■ Exercise ■
Write out the listing below again, precisely as it is given.

■ Recorded data ■
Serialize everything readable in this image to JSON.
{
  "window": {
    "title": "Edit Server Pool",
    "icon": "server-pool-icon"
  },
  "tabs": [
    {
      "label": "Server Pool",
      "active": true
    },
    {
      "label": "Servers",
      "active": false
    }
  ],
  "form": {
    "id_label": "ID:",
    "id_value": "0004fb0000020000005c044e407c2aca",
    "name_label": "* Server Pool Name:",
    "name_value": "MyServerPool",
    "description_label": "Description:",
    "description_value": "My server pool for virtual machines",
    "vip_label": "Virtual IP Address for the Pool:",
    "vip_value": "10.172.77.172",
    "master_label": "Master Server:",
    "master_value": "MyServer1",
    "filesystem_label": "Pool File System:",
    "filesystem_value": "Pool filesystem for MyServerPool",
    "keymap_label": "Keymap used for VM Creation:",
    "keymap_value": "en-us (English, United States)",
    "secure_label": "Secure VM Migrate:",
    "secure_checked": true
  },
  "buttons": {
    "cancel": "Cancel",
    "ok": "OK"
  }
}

■ Exercise response ■
Serialize everything readable in this image to JSON.
{
  "window": {
    "title": "Edit Server Pool",
    "icon": "server-pool-icon"
  },
  "tabs": [
    {
      "label": "Server Pool",
      "active": true
    },
    {
      "label": "Servers",
      "active": false
    }
  ],
  "form": {
    "id_label": "ID:",
    "id_value": "0004fb0000020000005c044e407c2aca",
    "name_label": "* Server Pool Name:",
    "name_value": "MyServerPool",
    "description_label": "Description:",
    "description_value": "My server pool for virtual machines",
    "vip_label": "Virtual IP Address for the Pool:",
    "vip_value": "10.172.77.172",
    "master_label": "Master Server:",
    "master_value": "MyServer1",
    "filesystem_label": "Pool File System:",
    "filesystem_value": "Pool filesystem for MyServerPool",
    "keymap_label": "Keymap used for VM Creation:",
    "keymap_value": "en-us (English, United States)",
    "secure_label": "Secure VM Migrate:",
    "secure_checked": true
  },
  "buttons": {
    "cancel": "Cancel",
    "ok": "OK"
  }
}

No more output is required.